- _Goal_
Pick out each line of the records that includes the string "screenshot", and copy it.

- _Supplied data_
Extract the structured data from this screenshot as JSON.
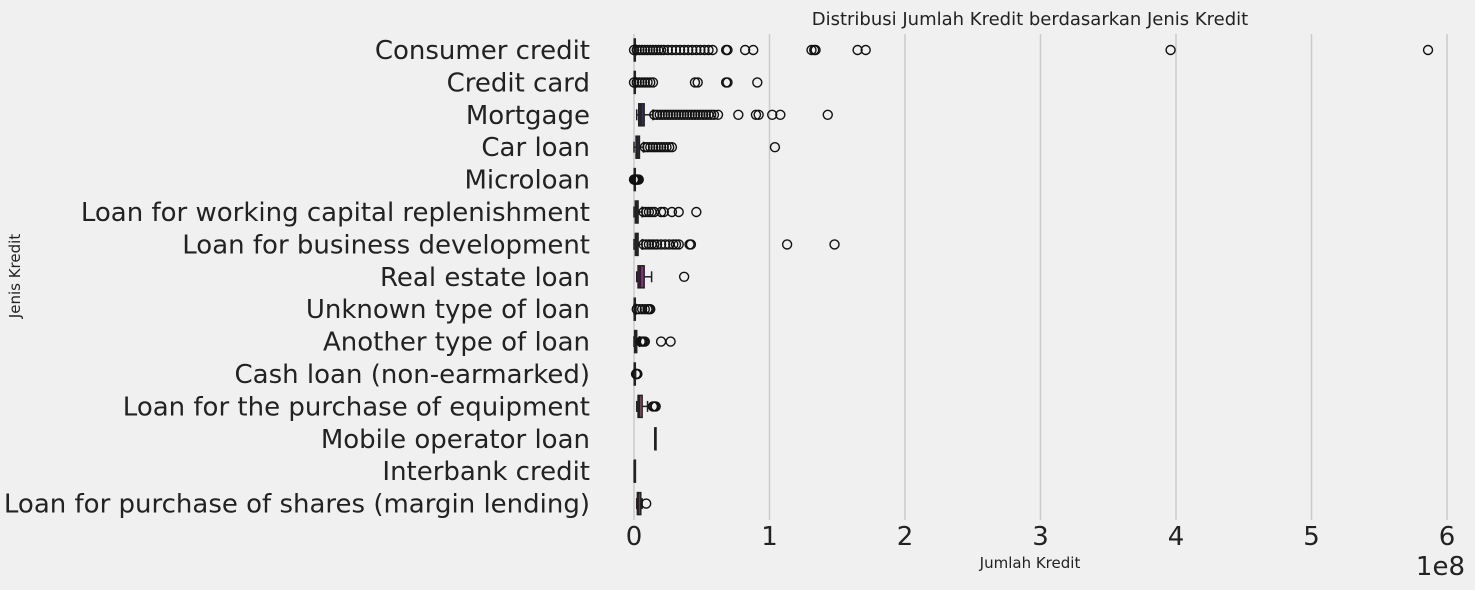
{
  "chart_data": {
    "type": "boxplot",
    "orientation": "horizontal",
    "title": "Distribusi Jumlah Kredit berdasarkan Jenis Kredit",
    "xlabel": "Jumlah Kredit",
    "ylabel": "Jenis Kredit",
    "x_offset_label": "1e8",
    "xlim": [
      -0.02,
      6.05
    ],
    "xticks": [
      0,
      1,
      2,
      3,
      4,
      5,
      6
    ],
    "xtick_labels": [
      "0",
      "1",
      "2",
      "3",
      "4",
      "5",
      "6"
    ],
    "grid": "vertical",
    "categories": [
      "Consumer credit",
      "Credit card",
      "Mortgage",
      "Car loan",
      "Microloan",
      "Loan for working capital replenishment",
      "Loan for business development",
      "Real estate loan",
      "Unknown type of loan",
      "Another type of loan",
      "Cash loan (non-earmarked)",
      "Loan for the purchase of equipment",
      "Mobile operator loan",
      "Interbank credit",
      "Loan for purchase of shares (margin lending)"
    ],
    "colors": [
      "#1e1433",
      "#2a1d4a",
      "#3b2a63",
      "#4a2f73",
      "#59307a",
      "#672f7e",
      "#762e80",
      "#84307f",
      "#93347c",
      "#a33a7c",
      "#b3447d",
      "#c15682",
      "#cd6b88",
      "#d98a95",
      "#e3aaa7"
    ],
    "boxes": [
      {
        "whislo": 0.0,
        "q1": 0.002,
        "med": 0.004,
        "q3": 0.008,
        "whishi": 0.016,
        "outliers": [
          0.0,
          0.02,
          0.04,
          0.06,
          0.08,
          0.1,
          0.12,
          0.14,
          0.16,
          0.18,
          0.2,
          0.22,
          0.25,
          0.28,
          0.31,
          0.34,
          0.37,
          0.4,
          0.43,
          0.46,
          0.49,
          0.52,
          0.55,
          0.58,
          0.68,
          0.69,
          0.82,
          0.88,
          1.31,
          1.33,
          1.34,
          1.65,
          1.71,
          3.96,
          5.86
        ]
      },
      {
        "whislo": 0.0,
        "q1": 0.002,
        "med": 0.004,
        "q3": 0.007,
        "whishi": 0.012,
        "outliers": [
          0.0,
          0.02,
          0.04,
          0.06,
          0.08,
          0.1,
          0.12,
          0.14,
          0.45,
          0.47,
          0.68,
          0.69,
          0.91
        ]
      },
      {
        "whislo": 0.02,
        "q1": 0.035,
        "med": 0.05,
        "q3": 0.075,
        "whishi": 0.14,
        "outliers": [
          0.15,
          0.17,
          0.19,
          0.21,
          0.23,
          0.25,
          0.27,
          0.29,
          0.31,
          0.33,
          0.35,
          0.37,
          0.39,
          0.41,
          0.43,
          0.45,
          0.47,
          0.49,
          0.51,
          0.53,
          0.55,
          0.57,
          0.59,
          0.62,
          0.77,
          0.9,
          0.92,
          1.02,
          1.08,
          1.43
        ]
      },
      {
        "whislo": 0.0,
        "q1": 0.015,
        "med": 0.025,
        "q3": 0.04,
        "whishi": 0.07,
        "outliers": [
          0.08,
          0.1,
          0.12,
          0.14,
          0.16,
          0.18,
          0.2,
          0.22,
          0.24,
          0.26,
          0.28,
          1.04
        ]
      },
      {
        "whislo": 0.0,
        "q1": 0.002,
        "med": 0.004,
        "q3": 0.006,
        "whishi": 0.01,
        "outliers": [
          0.0,
          0.005,
          0.01,
          0.015,
          0.02,
          0.025,
          0.03,
          0.035
        ]
      },
      {
        "whislo": 0.0,
        "q1": 0.01,
        "med": 0.018,
        "q3": 0.03,
        "whishi": 0.06,
        "outliers": [
          0.07,
          0.09,
          0.11,
          0.13,
          0.15,
          0.2,
          0.22,
          0.28,
          0.33,
          0.46
        ]
      },
      {
        "whislo": 0.0,
        "q1": 0.01,
        "med": 0.018,
        "q3": 0.03,
        "whishi": 0.06,
        "outliers": [
          0.07,
          0.09,
          0.11,
          0.13,
          0.15,
          0.17,
          0.2,
          0.23,
          0.26,
          0.29,
          0.31,
          0.33,
          0.41,
          0.42,
          1.13,
          1.48
        ]
      },
      {
        "whislo": 0.02,
        "q1": 0.03,
        "med": 0.045,
        "q3": 0.075,
        "whishi": 0.13,
        "outliers": [
          0.37
        ]
      },
      {
        "whislo": 0.0,
        "q1": 0.002,
        "med": 0.004,
        "q3": 0.008,
        "whishi": 0.015,
        "outliers": [
          0.02,
          0.04,
          0.06,
          0.08,
          0.1,
          0.11,
          0.12
        ]
      },
      {
        "whislo": 0.0,
        "q1": 0.005,
        "med": 0.01,
        "q3": 0.02,
        "whishi": 0.04,
        "outliers": [
          0.05,
          0.06,
          0.07,
          0.08,
          0.2,
          0.27
        ]
      },
      {
        "whislo": 0.0,
        "q1": 0.002,
        "med": 0.004,
        "q3": 0.008,
        "whishi": 0.012,
        "outliers": [
          0.015,
          0.02,
          0.025
        ]
      },
      {
        "whislo": 0.02,
        "q1": 0.03,
        "med": 0.04,
        "q3": 0.06,
        "whishi": 0.1,
        "outliers": [
          0.14,
          0.16,
          0.15
        ]
      },
      {
        "whislo": 0.155,
        "q1": 0.155,
        "med": 0.155,
        "q3": 0.155,
        "whishi": 0.155,
        "outliers": []
      },
      {
        "whislo": 0.003,
        "q1": 0.003,
        "med": 0.003,
        "q3": 0.003,
        "whishi": 0.003,
        "outliers": []
      },
      {
        "whislo": 0.02,
        "q1": 0.025,
        "med": 0.035,
        "q3": 0.05,
        "whishi": 0.06,
        "outliers": [
          0.09
        ]
      }
    ]
  }
}
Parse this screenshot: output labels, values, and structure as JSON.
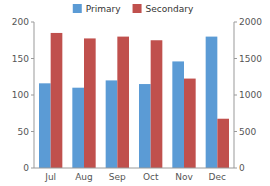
{
  "chart_data": {
    "type": "bar",
    "categories": [
      "Jul",
      "Aug",
      "Sep",
      "Oct",
      "Nov",
      "Dec"
    ],
    "series": [
      {
        "name": "Primary",
        "color": "#5B9BD5",
        "values": [
          116,
          110,
          120,
          115,
          146,
          180
        ]
      },
      {
        "name": "Secondary",
        "color": "#C0504D",
        "values": [
          1850,
          1775,
          1800,
          1750,
          1225,
          675
        ],
        "axis": "y2"
      }
    ],
    "ylim": [
      0,
      200
    ],
    "yticks": [
      0,
      50,
      100,
      150,
      200
    ],
    "y2lim": [
      0,
      2000
    ],
    "y2ticks": [
      0,
      500,
      1000,
      1500,
      2000
    ],
    "grid": false,
    "legend": "top"
  }
}
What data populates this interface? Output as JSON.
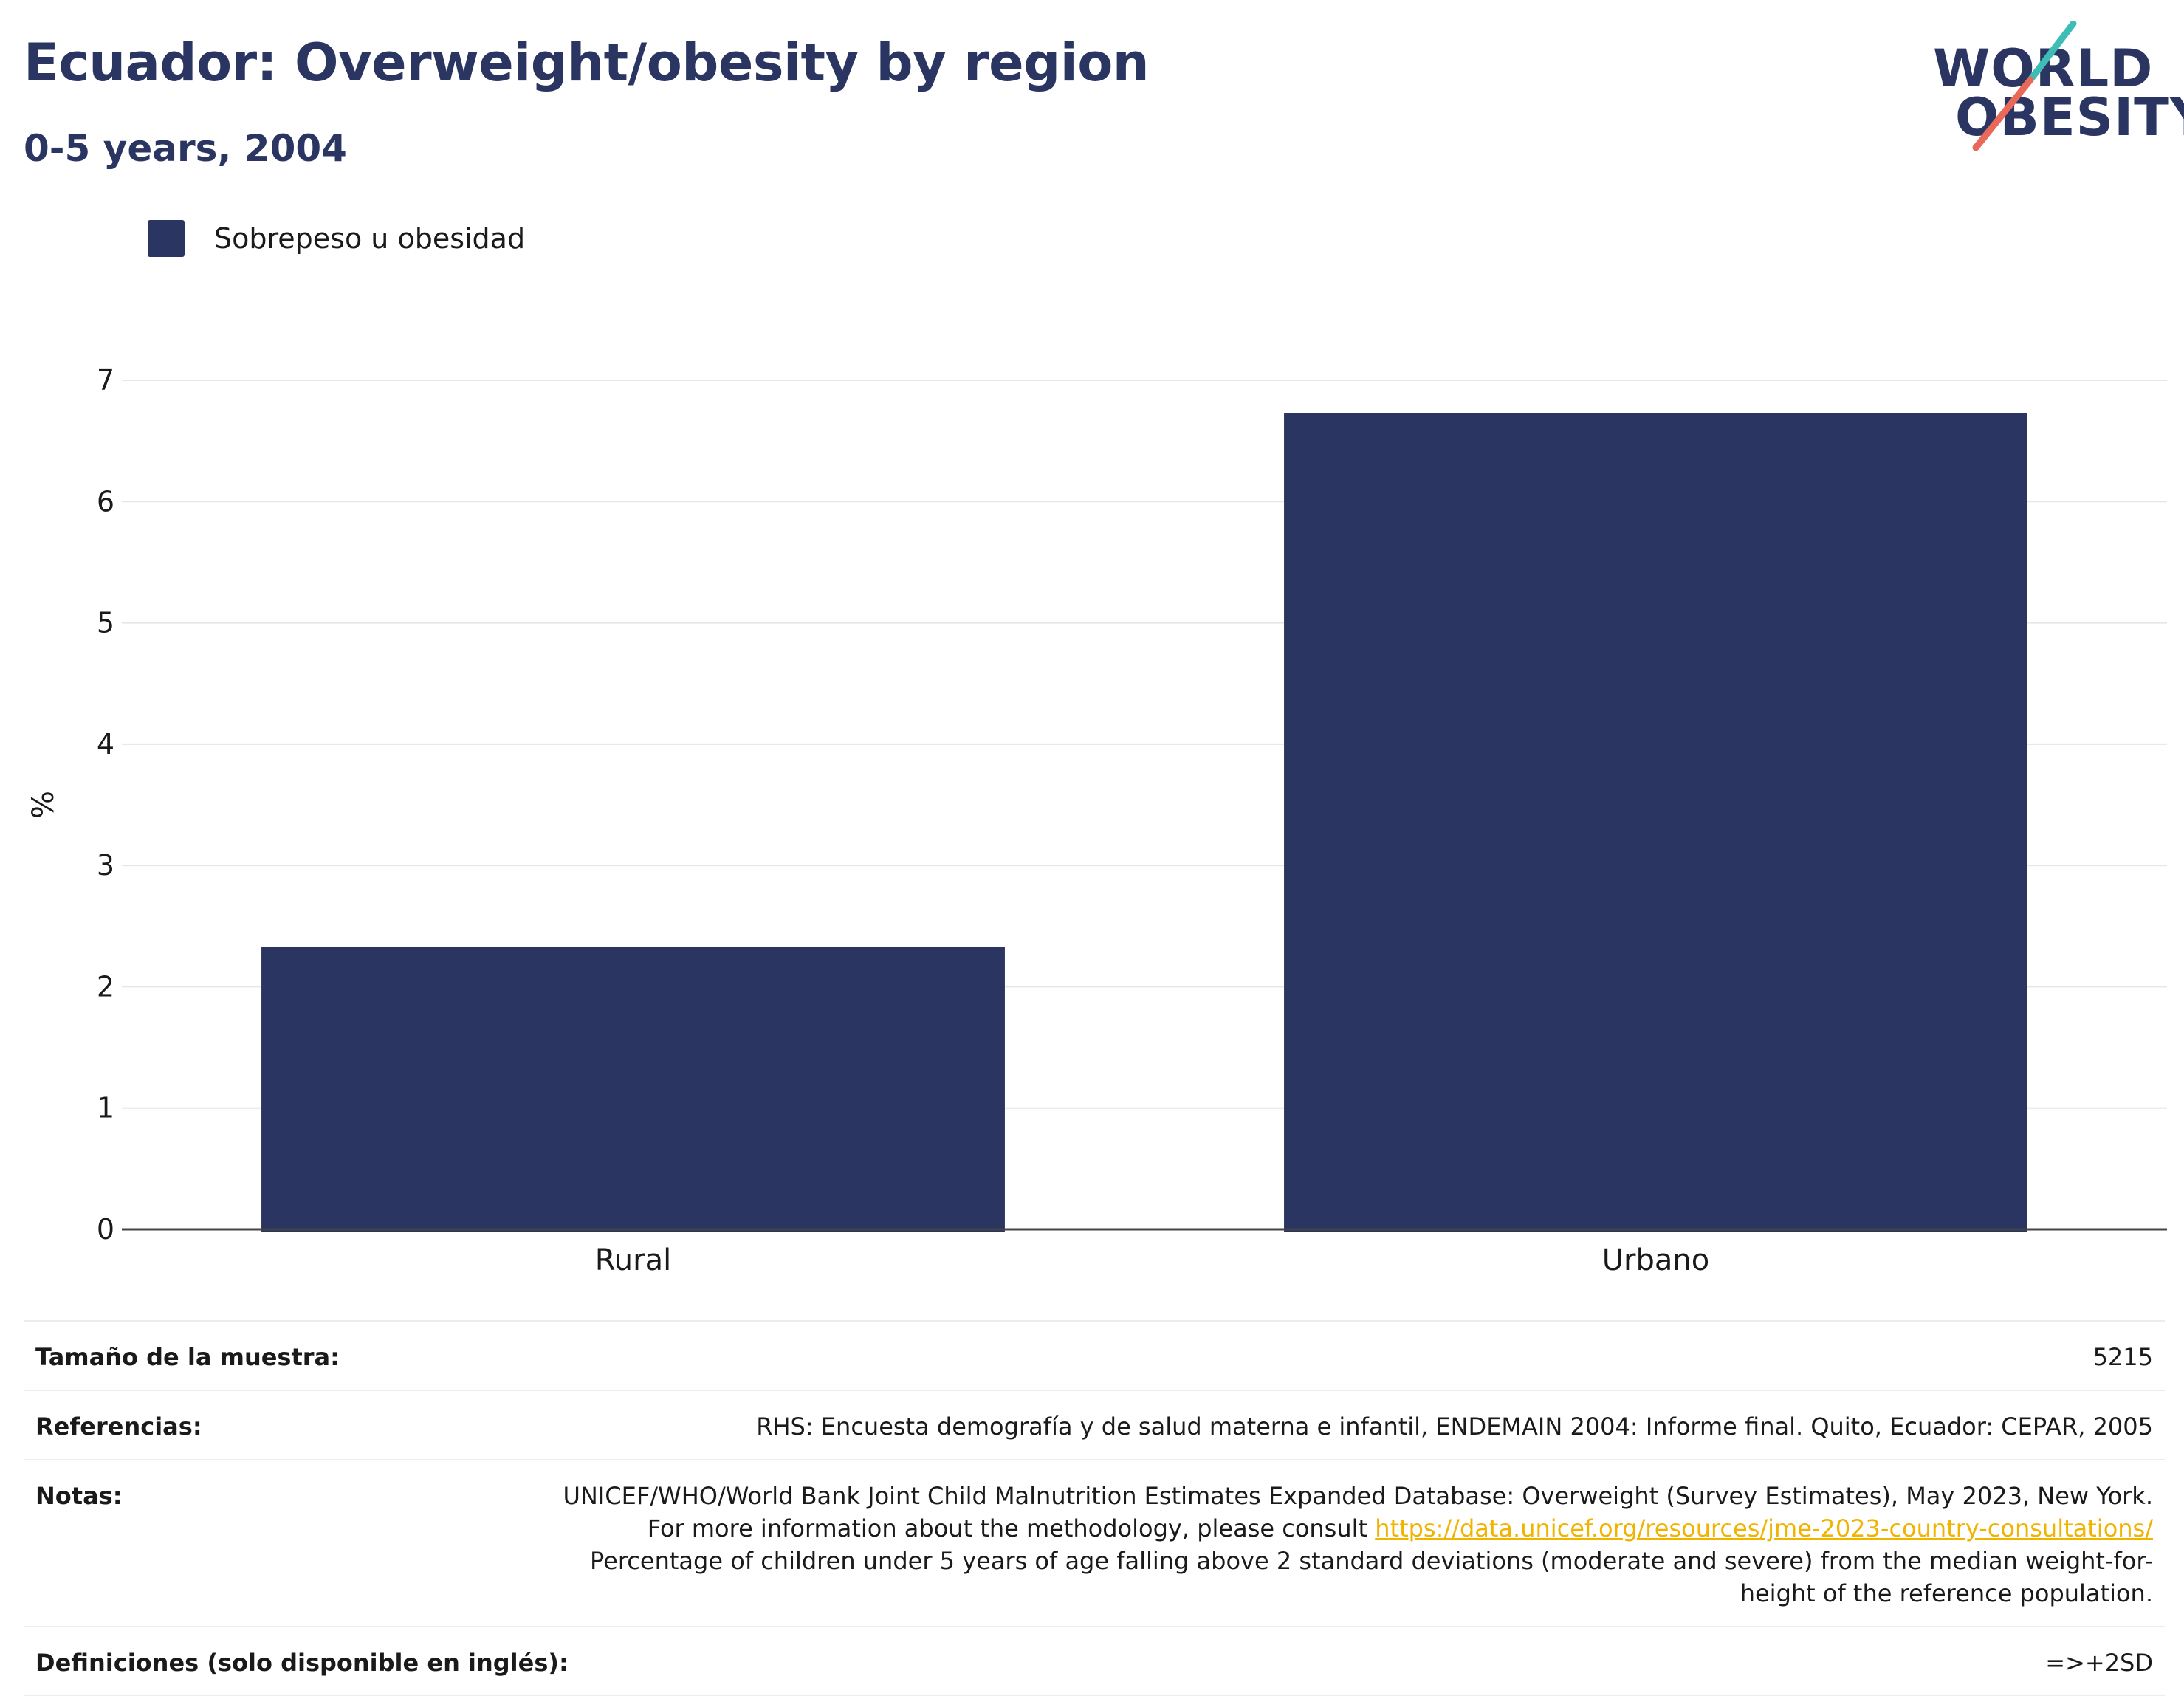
{
  "header": {
    "title": "Ecuador: Overweight/obesity by region",
    "subtitle": "0-5 years, 2004"
  },
  "logo": {
    "line1": "WORLD",
    "line2": "OBESITY",
    "accent_teal": "#3dbdb6",
    "accent_coral": "#e8685a"
  },
  "colors": {
    "bar": "#2a3561",
    "grid": "#e6e6e6",
    "axis": "#444444"
  },
  "chart_data": {
    "type": "bar",
    "categories": [
      "Rural",
      "Urbano"
    ],
    "series": [
      {
        "name": "Sobrepeso u obesidad",
        "values": [
          2.33,
          6.73
        ]
      }
    ],
    "xlabel": "",
    "ylabel": "%",
    "ylim": [
      0,
      7
    ],
    "yticks": [
      0,
      1,
      2,
      3,
      4,
      5,
      6,
      7
    ],
    "grid": true,
    "legend": "top-left"
  },
  "info": {
    "sample_label": "Tamaño de la muestra:",
    "sample_value": "5215",
    "references_label": "Referencias:",
    "references_value": "RHS: Encuesta demografía y de salud materna e infantil, ENDEMAIN 2004: Informe final. Quito, Ecuador: CEPAR, 2005",
    "notes_label": "Notas:",
    "notes_text_1": "UNICEF/WHO/World Bank Joint Child Malnutrition Estimates Expanded Database: Overweight (Survey Estimates), May 2023, New York. For more information about the methodology, please consult",
    "notes_link": "https://data.unicef.org/resources/jme-2023-country-consultations/",
    "notes_text_2": "Percentage of children under 5 years of age falling above 2 standard deviations (moderate and severe) from the median weight-for-height of the reference population.",
    "definitions_label": "Definiciones (solo disponible en inglés):",
    "definitions_value": "=>+2SD"
  }
}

- _Solution_
Extract the structured data from this screenshot as JSON.
Parse this screenshot: output labels, values, and structure as JSON.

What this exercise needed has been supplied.